* Entries shown
== == ==
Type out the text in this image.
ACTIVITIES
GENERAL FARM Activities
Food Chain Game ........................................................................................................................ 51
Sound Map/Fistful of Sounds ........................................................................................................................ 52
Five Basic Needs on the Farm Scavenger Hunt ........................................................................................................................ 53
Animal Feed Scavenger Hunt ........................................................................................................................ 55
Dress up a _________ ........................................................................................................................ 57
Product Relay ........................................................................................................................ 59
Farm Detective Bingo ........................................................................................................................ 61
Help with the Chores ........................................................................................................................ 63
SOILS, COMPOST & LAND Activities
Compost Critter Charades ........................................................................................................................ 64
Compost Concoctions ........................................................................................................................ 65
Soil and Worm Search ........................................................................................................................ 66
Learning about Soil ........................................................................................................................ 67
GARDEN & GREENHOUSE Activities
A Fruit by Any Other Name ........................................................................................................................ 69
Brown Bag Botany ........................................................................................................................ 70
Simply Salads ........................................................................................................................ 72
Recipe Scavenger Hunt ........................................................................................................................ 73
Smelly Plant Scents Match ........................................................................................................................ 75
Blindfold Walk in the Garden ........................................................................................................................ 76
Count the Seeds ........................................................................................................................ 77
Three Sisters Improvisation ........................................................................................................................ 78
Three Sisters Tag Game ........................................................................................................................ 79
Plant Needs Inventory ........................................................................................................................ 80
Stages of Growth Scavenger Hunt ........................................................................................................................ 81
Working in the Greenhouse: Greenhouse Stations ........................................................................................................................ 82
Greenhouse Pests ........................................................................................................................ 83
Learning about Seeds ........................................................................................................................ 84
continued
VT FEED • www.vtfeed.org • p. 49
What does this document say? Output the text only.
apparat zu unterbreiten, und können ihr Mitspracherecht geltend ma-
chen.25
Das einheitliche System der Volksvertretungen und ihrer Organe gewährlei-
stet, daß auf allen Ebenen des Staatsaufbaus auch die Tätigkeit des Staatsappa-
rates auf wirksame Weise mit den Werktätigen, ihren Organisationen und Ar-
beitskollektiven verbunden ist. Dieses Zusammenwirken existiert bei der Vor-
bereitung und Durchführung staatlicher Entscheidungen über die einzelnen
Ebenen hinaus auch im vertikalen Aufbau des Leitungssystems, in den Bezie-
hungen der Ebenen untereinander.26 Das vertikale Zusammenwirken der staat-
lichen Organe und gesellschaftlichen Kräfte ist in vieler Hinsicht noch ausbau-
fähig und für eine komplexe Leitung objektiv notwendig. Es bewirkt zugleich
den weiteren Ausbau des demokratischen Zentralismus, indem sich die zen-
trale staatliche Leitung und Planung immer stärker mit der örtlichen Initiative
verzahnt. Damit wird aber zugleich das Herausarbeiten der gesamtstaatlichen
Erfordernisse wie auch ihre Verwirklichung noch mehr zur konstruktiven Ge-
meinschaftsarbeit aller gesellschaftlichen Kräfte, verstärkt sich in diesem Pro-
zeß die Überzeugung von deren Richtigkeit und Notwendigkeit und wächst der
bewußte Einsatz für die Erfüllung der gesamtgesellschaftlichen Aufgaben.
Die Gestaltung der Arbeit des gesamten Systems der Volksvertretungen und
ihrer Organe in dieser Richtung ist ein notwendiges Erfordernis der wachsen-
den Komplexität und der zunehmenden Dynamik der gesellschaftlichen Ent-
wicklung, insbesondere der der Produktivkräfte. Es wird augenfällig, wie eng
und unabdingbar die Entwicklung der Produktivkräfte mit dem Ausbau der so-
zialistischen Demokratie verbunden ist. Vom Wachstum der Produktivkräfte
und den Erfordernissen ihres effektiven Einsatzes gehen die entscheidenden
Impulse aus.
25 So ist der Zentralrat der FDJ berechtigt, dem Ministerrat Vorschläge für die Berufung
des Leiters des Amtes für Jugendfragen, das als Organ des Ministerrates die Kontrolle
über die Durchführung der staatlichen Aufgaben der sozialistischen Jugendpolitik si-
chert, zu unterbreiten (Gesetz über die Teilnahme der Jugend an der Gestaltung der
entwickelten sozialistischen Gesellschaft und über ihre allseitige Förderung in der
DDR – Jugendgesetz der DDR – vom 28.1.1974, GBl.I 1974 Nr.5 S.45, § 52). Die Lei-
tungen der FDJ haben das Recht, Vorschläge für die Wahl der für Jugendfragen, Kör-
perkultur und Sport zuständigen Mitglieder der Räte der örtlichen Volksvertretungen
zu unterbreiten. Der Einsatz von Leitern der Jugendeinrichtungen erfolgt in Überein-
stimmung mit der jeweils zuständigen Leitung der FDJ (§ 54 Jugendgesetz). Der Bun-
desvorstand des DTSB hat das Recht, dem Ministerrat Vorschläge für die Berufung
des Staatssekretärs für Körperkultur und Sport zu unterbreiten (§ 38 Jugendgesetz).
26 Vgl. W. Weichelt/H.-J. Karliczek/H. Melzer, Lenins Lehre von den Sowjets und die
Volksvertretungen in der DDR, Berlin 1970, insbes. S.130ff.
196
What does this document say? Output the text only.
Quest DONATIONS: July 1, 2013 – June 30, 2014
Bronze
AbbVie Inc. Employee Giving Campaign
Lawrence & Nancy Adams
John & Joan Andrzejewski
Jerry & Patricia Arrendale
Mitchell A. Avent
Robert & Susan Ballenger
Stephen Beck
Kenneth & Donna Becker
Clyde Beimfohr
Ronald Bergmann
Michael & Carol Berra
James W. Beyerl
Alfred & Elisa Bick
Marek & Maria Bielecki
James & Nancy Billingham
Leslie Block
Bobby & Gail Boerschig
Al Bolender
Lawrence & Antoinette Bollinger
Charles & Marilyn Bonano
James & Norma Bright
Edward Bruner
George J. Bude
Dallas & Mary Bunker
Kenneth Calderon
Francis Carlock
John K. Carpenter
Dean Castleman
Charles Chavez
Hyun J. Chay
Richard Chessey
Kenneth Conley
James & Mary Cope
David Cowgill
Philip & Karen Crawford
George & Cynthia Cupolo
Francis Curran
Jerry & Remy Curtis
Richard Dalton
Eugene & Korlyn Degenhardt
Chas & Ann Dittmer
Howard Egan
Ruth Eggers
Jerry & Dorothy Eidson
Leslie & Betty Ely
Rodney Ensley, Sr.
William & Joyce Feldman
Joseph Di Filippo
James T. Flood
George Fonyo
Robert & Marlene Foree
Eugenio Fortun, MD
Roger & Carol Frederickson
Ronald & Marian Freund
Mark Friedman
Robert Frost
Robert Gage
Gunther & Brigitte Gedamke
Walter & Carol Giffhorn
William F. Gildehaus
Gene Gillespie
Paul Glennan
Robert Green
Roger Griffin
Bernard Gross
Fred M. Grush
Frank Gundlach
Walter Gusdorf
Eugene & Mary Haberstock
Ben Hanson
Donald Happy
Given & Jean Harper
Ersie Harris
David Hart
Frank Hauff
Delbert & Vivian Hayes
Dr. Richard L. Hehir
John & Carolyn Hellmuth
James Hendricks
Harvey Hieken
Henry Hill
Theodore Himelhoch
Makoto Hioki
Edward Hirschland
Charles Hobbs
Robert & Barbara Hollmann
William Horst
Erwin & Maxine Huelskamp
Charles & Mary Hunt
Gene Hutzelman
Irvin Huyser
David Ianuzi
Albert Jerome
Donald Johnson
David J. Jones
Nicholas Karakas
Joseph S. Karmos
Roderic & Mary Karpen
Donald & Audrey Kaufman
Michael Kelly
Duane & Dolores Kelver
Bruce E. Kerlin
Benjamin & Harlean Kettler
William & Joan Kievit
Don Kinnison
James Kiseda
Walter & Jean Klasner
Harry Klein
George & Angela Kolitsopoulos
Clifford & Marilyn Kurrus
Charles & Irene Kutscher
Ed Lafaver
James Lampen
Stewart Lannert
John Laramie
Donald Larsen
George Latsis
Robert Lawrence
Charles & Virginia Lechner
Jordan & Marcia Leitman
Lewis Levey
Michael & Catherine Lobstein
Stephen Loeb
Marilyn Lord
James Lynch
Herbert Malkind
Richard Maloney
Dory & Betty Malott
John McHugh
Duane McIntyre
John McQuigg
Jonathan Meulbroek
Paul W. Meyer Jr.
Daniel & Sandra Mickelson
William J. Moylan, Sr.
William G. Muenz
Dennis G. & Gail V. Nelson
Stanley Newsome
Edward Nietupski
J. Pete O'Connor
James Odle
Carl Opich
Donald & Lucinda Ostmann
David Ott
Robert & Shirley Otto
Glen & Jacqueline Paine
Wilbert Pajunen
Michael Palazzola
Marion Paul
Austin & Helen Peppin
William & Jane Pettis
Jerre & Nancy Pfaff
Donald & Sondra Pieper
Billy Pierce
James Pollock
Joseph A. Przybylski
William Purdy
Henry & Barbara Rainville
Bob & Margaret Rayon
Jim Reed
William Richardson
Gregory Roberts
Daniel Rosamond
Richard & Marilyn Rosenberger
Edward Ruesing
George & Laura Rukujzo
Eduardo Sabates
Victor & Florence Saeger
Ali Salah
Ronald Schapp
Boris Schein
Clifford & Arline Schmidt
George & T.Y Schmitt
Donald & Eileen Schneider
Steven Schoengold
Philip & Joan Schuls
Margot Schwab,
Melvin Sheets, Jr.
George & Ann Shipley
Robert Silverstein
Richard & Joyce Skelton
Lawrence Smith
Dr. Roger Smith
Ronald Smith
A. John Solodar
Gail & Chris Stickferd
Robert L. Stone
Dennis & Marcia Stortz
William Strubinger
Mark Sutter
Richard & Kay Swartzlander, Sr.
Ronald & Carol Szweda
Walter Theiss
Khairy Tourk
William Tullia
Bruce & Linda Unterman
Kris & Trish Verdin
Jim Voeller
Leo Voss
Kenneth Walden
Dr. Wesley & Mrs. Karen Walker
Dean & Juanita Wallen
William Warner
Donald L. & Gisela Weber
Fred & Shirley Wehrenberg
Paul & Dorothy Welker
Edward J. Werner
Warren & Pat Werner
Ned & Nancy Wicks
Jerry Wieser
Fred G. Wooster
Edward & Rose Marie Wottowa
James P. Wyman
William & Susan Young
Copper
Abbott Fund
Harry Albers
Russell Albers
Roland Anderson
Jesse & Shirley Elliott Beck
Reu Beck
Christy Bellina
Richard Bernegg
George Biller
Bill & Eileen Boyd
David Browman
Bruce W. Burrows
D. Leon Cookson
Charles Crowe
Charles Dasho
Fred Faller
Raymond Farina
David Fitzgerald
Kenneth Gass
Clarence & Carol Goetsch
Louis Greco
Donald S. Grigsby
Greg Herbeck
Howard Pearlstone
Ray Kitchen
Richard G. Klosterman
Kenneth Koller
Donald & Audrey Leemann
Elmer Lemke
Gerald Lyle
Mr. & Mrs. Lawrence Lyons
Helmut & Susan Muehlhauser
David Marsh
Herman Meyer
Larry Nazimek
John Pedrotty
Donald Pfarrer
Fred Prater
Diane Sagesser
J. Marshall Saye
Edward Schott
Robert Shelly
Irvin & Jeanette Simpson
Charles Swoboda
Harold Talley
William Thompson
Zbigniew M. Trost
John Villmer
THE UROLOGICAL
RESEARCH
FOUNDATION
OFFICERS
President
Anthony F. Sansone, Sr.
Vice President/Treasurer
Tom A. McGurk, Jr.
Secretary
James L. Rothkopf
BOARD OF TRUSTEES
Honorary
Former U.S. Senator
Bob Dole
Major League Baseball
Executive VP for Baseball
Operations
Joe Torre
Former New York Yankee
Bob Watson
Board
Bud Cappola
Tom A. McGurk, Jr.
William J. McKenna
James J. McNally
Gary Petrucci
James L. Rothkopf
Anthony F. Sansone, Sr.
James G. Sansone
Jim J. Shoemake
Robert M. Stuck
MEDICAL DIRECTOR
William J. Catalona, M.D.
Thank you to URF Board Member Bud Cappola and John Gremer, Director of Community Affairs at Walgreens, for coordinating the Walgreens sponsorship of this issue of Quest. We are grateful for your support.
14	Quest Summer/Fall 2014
== == ==
* Requirements
Extract, from the listing above, every line where the string "Sisters" occurs.

* Exercise response
Three Sisters Improvisation ........................................................................................................................ 78
Three Sisters Tag Game ........................................................................................................................ 79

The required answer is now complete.